### Written request:
Return the lines of the material unchanged, from its first line through the line that contains "The cylindrical member 22 is at (905, 506).", with both of those lines included.

(Raw material)

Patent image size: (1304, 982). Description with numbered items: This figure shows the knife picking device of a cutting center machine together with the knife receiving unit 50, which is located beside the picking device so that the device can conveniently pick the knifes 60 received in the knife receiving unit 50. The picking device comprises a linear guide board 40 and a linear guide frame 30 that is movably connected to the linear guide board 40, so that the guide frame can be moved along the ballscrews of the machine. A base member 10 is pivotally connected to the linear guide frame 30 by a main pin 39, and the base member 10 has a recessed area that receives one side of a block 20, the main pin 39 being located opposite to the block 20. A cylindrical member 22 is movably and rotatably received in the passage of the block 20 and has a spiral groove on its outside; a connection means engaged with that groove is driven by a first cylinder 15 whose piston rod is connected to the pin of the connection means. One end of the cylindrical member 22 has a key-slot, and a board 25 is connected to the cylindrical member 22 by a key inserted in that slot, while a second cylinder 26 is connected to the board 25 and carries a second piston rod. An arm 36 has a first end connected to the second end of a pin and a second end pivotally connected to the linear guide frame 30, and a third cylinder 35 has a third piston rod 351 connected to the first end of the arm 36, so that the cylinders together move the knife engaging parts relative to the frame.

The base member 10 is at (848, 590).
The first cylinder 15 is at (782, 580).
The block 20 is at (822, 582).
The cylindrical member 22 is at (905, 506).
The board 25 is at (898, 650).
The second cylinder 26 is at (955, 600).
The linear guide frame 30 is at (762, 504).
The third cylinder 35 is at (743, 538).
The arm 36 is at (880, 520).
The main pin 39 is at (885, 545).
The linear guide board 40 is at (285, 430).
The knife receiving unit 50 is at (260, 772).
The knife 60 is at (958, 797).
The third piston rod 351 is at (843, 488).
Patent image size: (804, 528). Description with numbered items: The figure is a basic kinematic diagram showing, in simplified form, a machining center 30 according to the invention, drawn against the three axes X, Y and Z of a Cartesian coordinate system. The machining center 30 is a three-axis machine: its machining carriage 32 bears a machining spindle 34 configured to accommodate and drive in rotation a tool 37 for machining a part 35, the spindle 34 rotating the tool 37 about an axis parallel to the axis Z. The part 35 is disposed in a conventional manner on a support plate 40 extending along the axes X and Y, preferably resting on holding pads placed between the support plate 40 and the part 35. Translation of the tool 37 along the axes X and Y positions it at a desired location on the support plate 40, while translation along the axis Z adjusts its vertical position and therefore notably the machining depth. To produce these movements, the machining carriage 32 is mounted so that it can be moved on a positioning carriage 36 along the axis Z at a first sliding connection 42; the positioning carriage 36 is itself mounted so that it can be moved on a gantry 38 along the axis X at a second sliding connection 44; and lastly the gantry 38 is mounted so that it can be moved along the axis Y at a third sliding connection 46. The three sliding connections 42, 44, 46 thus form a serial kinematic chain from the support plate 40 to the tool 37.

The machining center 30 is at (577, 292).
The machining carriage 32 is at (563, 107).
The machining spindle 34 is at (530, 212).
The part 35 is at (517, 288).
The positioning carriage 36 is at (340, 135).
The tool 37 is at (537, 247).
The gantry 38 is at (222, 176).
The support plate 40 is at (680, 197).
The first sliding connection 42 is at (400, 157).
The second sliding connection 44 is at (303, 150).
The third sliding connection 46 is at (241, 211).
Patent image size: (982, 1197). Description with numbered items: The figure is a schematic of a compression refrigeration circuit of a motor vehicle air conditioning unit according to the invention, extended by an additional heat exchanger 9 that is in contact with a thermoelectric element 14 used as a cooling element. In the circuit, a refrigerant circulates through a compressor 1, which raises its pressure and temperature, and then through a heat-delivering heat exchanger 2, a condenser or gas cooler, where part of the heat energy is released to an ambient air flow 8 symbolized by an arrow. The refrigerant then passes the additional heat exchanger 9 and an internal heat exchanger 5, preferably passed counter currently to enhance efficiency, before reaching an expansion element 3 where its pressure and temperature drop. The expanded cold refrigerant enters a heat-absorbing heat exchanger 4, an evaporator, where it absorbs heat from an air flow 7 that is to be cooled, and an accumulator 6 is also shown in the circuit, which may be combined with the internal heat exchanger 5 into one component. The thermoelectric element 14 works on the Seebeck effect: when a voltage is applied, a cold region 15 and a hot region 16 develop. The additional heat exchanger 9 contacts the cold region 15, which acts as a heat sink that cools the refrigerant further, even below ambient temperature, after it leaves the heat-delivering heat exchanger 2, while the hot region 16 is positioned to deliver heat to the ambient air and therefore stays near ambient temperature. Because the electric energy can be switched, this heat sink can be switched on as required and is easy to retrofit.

### Response to the exercise:
Patent image size: (1304, 982). Description with numbered items: This figure shows the knife picking device of a cutting center machine together with the knife receiving unit 50, which is located beside the picking device so that the device can conveniently pick the knifes 60 received in the knife receiving unit 50. The picking device comprises a linear guide board 40 and a linear guide frame 30 that is movably connected to the linear guide board 40, so that the guide frame can be moved along the ballscrews of the machine. A base member 10 is pivotally connected to the linear guide frame 30 by a main pin 39, and the base member 10 has a recessed area that receives one side of a block 20, the main pin 39 being located opposite to the block 20. A cylindrical member 22 is movably and rotatably received in the passage of the block 20 and has a spiral groove on its outside; a connection means engaged with that groove is driven by a first cylinder 15 whose piston rod is connected to the pin of the connection means. One end of the cylindrical member 22 has a key-slot, and a board 25 is connected to the cylindrical member 22 by a key inserted in that slot, while a second cylinder 26 is connected to the board 25 and carries a second piston rod. An arm 36 has a first end connected to the second end of a pin and a second end pivotally connected to the linear guide frame 30, and a third cylinder 35 has a third piston rod 351 connected to the first end of the arm 36, so that the cylinders together move the knife engaging parts relative to the frame.

The base member 10 is at (848, 590).
The first cylinder 15 is at (782, 580).
The block 20 is at (822, 582).
The cylindrical member 22 is at (905, 506).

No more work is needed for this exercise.